::: TASK INPUTS :::

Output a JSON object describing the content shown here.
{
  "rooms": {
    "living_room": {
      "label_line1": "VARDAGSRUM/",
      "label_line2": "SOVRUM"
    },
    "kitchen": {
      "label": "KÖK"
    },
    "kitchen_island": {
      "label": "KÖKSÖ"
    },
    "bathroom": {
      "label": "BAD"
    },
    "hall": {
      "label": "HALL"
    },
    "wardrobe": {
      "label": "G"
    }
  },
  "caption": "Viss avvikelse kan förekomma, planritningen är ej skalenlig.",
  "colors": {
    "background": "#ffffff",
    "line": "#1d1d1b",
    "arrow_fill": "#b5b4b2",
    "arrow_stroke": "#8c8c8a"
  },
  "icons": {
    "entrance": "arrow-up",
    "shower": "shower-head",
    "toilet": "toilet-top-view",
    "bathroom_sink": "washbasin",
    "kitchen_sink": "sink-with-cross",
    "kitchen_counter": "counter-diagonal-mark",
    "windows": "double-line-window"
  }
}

:::
::: TASK INPUTS :::

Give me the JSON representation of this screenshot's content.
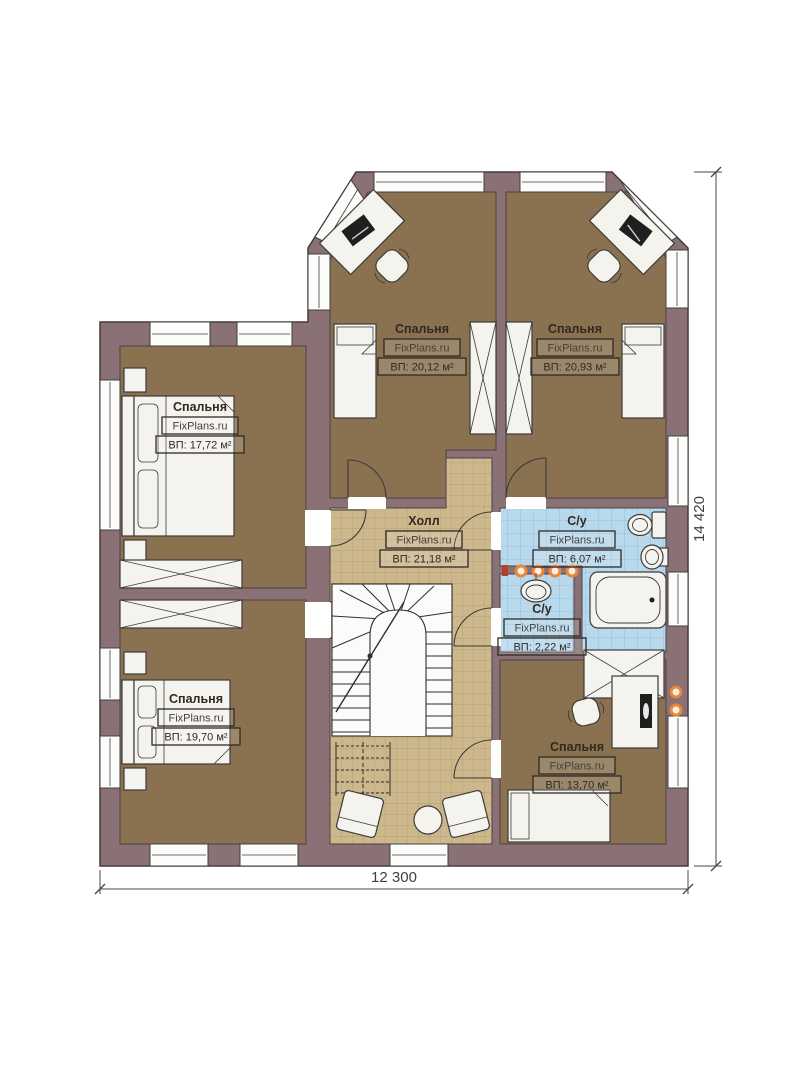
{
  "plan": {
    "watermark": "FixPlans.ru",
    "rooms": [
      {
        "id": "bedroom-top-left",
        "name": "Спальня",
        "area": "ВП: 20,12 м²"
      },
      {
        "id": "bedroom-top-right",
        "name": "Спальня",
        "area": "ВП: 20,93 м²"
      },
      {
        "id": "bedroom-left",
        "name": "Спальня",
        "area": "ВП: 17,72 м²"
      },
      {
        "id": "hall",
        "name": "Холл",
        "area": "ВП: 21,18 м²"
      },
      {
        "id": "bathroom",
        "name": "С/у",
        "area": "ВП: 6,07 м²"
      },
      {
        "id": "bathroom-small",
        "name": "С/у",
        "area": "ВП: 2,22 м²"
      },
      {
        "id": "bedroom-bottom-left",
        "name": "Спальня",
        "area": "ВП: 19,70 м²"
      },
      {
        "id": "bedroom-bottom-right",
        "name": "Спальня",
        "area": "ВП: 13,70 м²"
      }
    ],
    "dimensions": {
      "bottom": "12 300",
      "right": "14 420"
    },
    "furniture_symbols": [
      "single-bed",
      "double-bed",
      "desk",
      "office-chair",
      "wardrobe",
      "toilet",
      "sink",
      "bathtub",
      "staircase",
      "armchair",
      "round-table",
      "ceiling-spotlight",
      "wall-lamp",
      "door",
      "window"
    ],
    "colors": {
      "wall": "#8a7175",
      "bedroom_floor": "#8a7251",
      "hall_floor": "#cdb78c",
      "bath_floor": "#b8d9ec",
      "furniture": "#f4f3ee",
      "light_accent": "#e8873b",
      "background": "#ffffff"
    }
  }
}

:::

TASK INSTRUCTIONS =
Scan the material line by line and report each one that contains "content".

SOLVED EXERCISE =
Output a JSON object describing the content shown here.
Give me the JSON representation of this screenshot's content.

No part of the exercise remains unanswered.